STATED PROBLEM => Reproduce verbatim the data from its first line through the line containing "The base clamping feature 128 is", including that line.

MATERIAL PROVIDED =>
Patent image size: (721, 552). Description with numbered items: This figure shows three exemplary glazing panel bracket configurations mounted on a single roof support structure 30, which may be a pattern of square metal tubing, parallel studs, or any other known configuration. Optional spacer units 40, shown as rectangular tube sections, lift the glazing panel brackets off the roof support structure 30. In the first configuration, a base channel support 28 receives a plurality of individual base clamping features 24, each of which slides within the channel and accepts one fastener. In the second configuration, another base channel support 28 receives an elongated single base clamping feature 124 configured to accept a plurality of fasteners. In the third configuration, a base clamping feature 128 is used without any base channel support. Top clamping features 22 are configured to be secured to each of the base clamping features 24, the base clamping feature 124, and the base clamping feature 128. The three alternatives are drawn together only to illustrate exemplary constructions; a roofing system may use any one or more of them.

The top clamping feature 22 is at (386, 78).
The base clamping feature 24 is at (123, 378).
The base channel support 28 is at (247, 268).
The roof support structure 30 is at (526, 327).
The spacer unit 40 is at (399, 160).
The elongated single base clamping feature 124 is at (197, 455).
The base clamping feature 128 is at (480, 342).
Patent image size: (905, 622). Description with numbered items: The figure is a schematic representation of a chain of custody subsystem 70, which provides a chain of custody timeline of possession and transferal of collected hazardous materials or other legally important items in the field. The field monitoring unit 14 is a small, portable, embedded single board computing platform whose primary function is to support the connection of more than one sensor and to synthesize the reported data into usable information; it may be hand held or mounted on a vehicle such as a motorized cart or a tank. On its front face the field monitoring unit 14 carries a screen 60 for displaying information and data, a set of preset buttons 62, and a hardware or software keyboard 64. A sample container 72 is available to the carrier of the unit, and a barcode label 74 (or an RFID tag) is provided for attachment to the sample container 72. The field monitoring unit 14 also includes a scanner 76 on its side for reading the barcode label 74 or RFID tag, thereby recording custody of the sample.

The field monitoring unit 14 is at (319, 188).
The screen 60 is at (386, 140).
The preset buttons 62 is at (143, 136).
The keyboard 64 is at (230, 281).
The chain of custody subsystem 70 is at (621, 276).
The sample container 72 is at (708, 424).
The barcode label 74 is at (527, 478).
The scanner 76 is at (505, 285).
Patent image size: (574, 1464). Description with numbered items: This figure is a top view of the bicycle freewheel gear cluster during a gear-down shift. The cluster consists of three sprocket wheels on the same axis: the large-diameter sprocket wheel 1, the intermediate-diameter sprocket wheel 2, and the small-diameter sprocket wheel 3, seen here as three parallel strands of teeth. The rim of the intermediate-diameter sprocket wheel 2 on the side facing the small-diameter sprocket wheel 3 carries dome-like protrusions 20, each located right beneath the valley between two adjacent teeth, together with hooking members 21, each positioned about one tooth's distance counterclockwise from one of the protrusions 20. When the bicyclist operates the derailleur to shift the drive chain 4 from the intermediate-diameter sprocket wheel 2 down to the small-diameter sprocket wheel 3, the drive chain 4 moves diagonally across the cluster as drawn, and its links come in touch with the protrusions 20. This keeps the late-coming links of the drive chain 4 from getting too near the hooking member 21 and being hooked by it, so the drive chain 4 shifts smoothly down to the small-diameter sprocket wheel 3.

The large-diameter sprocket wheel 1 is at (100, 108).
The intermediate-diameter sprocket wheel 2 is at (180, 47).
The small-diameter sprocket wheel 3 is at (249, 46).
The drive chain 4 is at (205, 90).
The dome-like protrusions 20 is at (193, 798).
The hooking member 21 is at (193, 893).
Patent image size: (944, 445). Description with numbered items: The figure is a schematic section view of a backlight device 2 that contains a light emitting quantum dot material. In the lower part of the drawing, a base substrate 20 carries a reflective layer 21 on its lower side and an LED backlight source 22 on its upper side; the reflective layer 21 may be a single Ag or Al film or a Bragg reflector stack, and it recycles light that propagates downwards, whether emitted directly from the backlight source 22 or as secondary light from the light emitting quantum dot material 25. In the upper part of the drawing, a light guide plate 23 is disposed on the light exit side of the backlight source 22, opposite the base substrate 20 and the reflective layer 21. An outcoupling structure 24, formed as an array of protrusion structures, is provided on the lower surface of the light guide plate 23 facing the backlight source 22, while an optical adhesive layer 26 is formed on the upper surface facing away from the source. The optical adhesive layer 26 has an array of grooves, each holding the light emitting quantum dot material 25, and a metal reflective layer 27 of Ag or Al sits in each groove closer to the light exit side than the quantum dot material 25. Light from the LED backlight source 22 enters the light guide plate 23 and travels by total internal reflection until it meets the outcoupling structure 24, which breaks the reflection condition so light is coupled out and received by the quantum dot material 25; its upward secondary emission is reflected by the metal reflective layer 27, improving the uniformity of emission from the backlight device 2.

SOLUTION BELOW =>
Patent image size: (721, 552). Description with numbered items: This figure shows three exemplary glazing panel bracket configurations mounted on a single roof support structure 30, which may be a pattern of square metal tubing, parallel studs, or any other known configuration. Optional spacer units 40, shown as rectangular tube sections, lift the glazing panel brackets off the roof support structure 30. In the first configuration, a base channel support 28 receives a plurality of individual base clamping features 24, each of which slides within the channel and accepts one fastener. In the second configuration, another base channel support 28 receives an elongated single base clamping feature 124 configured to accept a plurality of fasteners. In the third configuration, a base clamping feature 128 is used without any base channel support. Top clamping features 22 are configured to be secured to each of the base clamping features 24, the base clamping feature 124, and the base clamping feature 128. The three alternatives are drawn together only to illustrate exemplary constructions; a roofing system may use any one or more of them.

The top clamping feature 22 is at (386, 78).
The base clamping feature 24 is at (123, 378).
The base channel support 28 is at (247, 268).
The roof support structure 30 is at (526, 327).
The spacer unit 40 is at (399, 160).
The elongated single base clamping feature 124 is at (197, 455).
The base clamping feature 128 is at (480, 342).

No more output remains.